▶ **A run of records**:
— begin —

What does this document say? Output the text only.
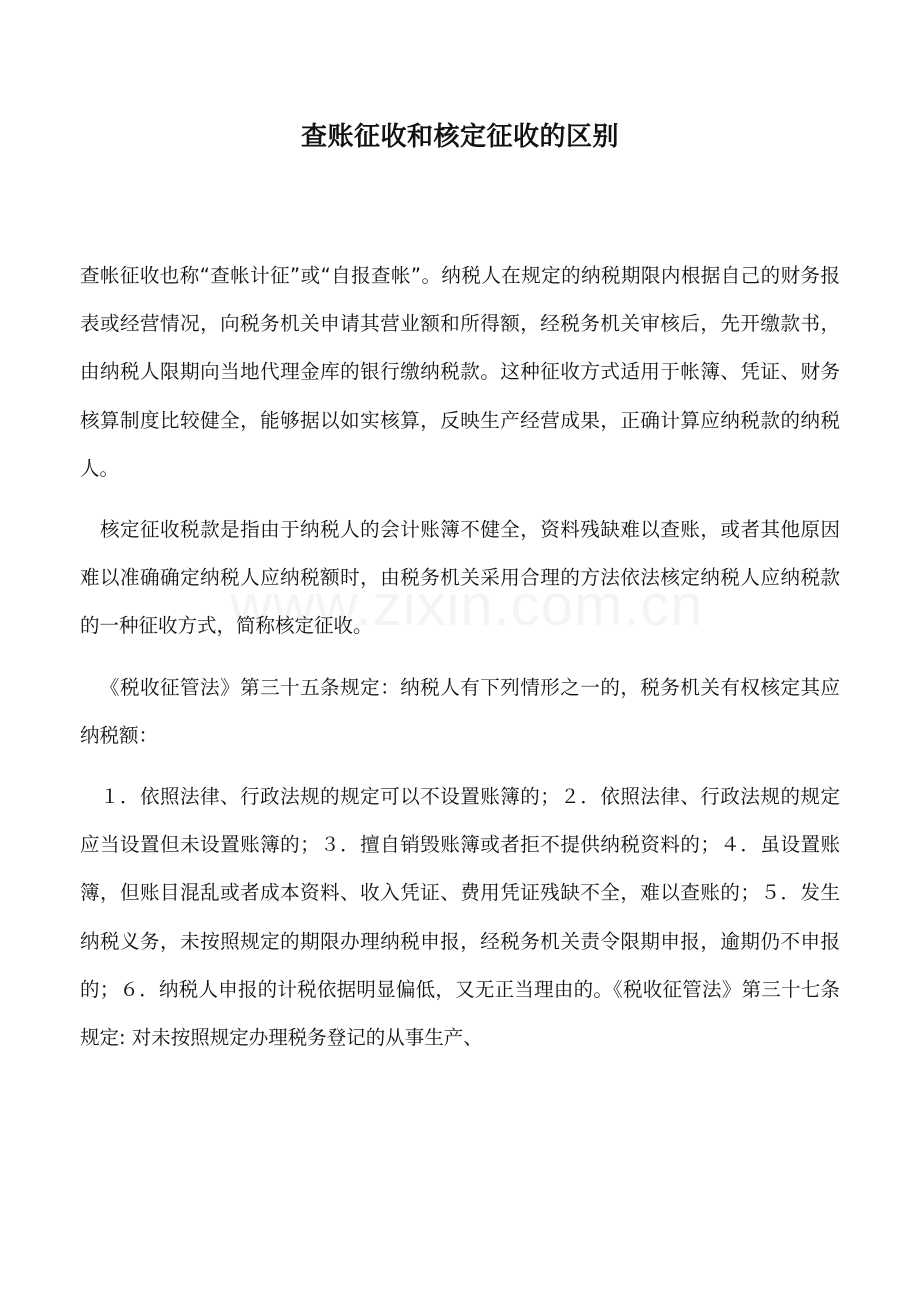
查账征收和核定征收的区别

查帐征收也称“查帐计征”或“自报查帐”。纳税人在规定的纳税期限内根据自己的财务报表或经营情况，向税务机关申请其营业额和所得额，经税务机关审核后，先开缴款书，由纳税人限期向当地代理金库的银行缴纳税款。这种征收方式适用于帐簿、凭证、财务核算制度比较健全，能够据以如实核算，反映生产经营成果，正确计算应纳税款的纳税人。

核定征收税款是指由于纳税人的会计账簿不健全，资料残缺难以查账，或者其他原因难以准确确定纳税人应纳税额时，由税务机关采用合理的方法依法核定纳税人应纳税款的一种征收方式，简称核定征收。

《税收征管法》第三十五条规定：纳税人有下列情形之一的，税务机关有权核定其应纳税额：

１．依照法律、行政法规的规定可以不设置账簿的；２．依照法律、行政法规的规定应当设置但未设置账簿的；３．擅自销毁账簿或者拒不提供纳税资料的；４．虽设置账簿，但账目混乱或者成本资料、收入凭证、费用凭证残缺不全，难以查账的；５．发生纳税义务，未按照规定的期限办理纳税申报，经税务机关责令限期申报，逾期仍不申报的；６．纳税人申报的计税依据明显偏低，又无正当理由的。《税收征管法》第三十七条规定: 对未按照规定办理税务登记的从事生产、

— end —

Omit the pictures, then output the rest of the listing exactly.

▶ **RESPONSE TO THIS TASK**:
What does this document say? Output the text only.
查账征收和核定征收的区别

查帐征收也称“查帐计征”或“自报查帐”。纳税人在规定的纳税期限内根据自己的财务报表或经营情况，向税务机关申请其营业额和所得额，经税务机关审核后，先开缴款书，由纳税人限期向当地代理金库的银行缴纳税款。这种征收方式适用于帐簿、凭证、财务核算制度比较健全，能够据以如实核算，反映生产经营成果，正确计算应纳税款的纳税人。

核定征收税款是指由于纳税人的会计账簿不健全，资料残缺难以查账，或者其他原因难以准确确定纳税人应纳税额时，由税务机关采用合理的方法依法核定纳税人应纳税款的一种征收方式，简称核定征收。

《税收征管法》第三十五条规定：纳税人有下列情形之一的，税务机关有权核定其应纳税额：

１．依照法律、行政法规的规定可以不设置账簿的；２．依照法律、行政法规的规定应当设置但未设置账簿的；３．擅自销毁账簿或者拒不提供纳税资料的；４．虽设置账簿，但账目混乱或者成本资料、收入凭证、费用凭证残缺不全，难以查账的；５．发生纳税义务，未按照规定的期限办理纳税申报，经税务机关责令限期申报，逾期仍不申报的；６．纳税人申报的计税依据明显偏低，又无正当理由的。《税收征管法》第三十七条规定: 对未按照规定办理税务登记的从事生产、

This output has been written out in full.